Objective:
Gather every line that includes the word "text", please.

==========

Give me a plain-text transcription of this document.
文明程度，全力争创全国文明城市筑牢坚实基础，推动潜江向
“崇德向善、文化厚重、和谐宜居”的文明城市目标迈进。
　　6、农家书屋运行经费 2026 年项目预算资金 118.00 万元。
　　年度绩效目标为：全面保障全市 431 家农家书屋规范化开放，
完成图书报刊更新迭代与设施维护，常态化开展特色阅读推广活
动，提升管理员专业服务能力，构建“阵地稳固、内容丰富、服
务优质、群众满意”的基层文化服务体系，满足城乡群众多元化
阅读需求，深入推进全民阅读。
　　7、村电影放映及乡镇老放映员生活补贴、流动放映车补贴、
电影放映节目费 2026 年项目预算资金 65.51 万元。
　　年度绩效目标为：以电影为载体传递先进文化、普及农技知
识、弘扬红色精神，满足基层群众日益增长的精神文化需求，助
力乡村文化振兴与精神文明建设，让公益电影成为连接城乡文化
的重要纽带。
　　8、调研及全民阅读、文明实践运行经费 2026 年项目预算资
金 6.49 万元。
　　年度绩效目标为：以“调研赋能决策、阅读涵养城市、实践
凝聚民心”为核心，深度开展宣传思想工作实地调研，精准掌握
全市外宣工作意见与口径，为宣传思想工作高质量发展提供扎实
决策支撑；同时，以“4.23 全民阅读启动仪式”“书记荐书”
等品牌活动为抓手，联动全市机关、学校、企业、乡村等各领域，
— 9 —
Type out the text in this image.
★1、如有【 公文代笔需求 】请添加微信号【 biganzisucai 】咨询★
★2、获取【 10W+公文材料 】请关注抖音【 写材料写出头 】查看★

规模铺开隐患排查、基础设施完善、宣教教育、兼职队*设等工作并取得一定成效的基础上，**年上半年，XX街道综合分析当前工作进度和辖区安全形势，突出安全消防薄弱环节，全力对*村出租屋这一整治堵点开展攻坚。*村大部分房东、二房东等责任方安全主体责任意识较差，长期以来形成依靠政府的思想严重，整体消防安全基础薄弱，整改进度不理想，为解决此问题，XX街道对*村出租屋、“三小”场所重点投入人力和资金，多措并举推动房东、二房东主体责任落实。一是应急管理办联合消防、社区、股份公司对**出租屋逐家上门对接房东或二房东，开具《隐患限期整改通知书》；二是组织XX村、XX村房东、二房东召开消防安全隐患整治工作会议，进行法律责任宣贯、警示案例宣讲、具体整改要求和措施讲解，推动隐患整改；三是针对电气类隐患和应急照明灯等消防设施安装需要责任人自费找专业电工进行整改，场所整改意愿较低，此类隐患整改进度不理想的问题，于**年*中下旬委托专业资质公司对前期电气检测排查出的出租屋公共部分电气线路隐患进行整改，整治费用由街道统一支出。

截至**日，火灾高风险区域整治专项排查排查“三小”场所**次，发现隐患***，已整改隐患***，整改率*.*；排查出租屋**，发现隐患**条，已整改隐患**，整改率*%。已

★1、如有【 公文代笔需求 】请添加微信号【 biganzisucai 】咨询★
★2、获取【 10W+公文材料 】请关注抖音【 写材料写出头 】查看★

==========

Output below:
Give me a plain-text transcription of this document.
Type out the text in this image.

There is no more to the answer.